(Dataset entries)
# # #

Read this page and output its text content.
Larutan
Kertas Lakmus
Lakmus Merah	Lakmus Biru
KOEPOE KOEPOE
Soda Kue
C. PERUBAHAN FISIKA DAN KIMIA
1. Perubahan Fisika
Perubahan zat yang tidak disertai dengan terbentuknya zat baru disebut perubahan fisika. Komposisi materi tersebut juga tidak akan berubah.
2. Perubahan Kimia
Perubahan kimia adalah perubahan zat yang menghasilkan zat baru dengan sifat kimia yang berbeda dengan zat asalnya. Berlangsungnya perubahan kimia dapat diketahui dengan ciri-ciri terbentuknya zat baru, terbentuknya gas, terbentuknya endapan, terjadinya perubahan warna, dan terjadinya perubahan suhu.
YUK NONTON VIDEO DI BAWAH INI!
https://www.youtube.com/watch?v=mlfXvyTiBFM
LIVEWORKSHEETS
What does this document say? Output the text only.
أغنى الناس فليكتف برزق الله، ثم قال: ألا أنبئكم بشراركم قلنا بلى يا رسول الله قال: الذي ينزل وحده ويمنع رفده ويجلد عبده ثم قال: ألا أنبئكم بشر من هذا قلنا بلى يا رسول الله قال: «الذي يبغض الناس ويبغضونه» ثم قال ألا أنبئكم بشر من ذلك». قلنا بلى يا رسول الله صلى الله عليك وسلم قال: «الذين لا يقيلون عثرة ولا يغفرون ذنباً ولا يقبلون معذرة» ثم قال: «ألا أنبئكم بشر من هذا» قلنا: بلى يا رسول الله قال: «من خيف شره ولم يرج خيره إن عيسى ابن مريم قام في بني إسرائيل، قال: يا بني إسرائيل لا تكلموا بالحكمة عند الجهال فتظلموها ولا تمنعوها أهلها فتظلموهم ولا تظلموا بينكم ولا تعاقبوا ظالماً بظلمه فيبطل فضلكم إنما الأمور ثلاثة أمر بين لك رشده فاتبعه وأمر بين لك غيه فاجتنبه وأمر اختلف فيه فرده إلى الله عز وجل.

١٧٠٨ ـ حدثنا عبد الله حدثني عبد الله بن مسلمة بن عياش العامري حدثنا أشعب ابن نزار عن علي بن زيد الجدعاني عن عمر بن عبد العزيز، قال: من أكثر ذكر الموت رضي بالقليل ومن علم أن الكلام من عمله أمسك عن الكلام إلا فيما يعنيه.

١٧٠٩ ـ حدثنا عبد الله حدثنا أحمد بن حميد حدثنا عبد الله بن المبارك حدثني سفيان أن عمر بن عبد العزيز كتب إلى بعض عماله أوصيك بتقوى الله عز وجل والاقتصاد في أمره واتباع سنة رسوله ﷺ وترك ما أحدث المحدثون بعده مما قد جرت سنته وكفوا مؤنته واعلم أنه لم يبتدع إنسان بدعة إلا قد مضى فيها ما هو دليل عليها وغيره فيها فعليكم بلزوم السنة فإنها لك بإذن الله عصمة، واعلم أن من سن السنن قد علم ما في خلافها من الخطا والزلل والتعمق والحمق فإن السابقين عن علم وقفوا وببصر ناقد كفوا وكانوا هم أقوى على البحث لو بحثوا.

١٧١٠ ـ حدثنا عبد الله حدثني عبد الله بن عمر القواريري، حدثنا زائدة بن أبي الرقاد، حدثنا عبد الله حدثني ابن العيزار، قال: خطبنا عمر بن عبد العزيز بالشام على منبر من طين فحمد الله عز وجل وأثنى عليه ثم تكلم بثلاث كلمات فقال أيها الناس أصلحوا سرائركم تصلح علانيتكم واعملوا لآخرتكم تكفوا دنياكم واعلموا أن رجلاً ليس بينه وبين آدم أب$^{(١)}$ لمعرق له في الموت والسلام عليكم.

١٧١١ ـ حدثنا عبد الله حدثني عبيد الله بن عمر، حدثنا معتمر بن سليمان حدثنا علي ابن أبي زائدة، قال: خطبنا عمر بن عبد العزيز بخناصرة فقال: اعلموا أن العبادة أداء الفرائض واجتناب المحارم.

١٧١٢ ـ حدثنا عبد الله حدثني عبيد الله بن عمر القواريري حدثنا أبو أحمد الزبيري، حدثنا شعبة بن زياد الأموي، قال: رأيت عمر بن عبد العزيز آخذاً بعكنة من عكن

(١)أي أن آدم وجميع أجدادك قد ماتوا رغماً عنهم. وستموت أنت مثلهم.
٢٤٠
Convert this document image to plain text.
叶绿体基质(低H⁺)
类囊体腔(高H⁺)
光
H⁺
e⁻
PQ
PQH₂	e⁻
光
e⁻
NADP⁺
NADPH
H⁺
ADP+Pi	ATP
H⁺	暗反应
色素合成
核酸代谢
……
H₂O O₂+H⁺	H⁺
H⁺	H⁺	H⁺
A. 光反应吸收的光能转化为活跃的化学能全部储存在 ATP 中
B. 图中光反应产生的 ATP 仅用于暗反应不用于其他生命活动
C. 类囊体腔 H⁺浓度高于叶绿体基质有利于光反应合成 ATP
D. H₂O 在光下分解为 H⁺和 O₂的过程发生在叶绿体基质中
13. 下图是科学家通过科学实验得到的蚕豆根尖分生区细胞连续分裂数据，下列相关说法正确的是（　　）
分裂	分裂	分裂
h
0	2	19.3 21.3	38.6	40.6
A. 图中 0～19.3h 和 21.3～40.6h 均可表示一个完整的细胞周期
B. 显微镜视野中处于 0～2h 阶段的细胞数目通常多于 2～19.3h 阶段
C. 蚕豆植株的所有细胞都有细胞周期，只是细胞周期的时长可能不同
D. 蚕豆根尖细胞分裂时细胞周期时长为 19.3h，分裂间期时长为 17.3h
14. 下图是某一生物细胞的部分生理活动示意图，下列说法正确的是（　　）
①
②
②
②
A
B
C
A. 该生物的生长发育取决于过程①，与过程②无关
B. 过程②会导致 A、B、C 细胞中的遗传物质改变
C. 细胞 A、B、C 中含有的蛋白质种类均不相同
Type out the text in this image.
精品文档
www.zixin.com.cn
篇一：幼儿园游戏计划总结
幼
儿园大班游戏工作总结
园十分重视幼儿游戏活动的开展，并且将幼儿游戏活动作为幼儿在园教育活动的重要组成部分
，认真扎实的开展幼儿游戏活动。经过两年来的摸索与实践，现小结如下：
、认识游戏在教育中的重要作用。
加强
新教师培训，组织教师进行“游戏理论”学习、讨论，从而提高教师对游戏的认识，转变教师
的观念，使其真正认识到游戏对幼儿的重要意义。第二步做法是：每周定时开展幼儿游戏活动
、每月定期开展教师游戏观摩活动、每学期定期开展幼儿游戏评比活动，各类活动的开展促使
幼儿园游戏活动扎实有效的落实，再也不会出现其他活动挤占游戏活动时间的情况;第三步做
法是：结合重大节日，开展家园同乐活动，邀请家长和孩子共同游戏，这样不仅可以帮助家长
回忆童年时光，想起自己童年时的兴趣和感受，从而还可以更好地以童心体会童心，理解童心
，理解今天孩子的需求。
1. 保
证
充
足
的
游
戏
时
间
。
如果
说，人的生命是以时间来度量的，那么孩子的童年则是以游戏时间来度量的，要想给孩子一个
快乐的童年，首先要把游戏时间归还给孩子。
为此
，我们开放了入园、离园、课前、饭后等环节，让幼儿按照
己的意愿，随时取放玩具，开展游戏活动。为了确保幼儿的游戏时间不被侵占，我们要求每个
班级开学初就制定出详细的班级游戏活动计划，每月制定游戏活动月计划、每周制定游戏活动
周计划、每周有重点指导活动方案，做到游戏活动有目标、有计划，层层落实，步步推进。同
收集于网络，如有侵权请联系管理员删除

# # #

▶ [Do this]:
Each line that has the word "خطبنا" should be copied.

▶ [Exercise solution]:
١٧١٠ ـ حدثنا عبد الله حدثني عبد الله بن عمر القواريري، حدثنا زائدة بن أبي الرقاد، حدثنا عبد الله حدثني ابن العيزار، قال: خطبنا عمر بن عبد العزيز بالشام على منبر من طين فحمد الله عز وجل وأثنى عليه ثم تكلم بثلاث كلمات فقال أيها الناس أصلحوا سرائركم تصلح علانيتكم واعملوا لآخرتكم تكفوا دنياكم واعلموا أن رجلاً ليس بينه وبين آدم أب$^{(١)}$ لمعرق له في الموت والسلام عليكم.
١٧١١ ـ حدثنا عبد الله حدثني عبيد الله بن عمر، حدثنا معتمر بن سليمان حدثنا علي ابن أبي زائدة، قال: خطبنا عمر بن عبد العزيز بخناصرة فقال: اعلموا أن العبادة أداء الفرائض واجتناب المحارم.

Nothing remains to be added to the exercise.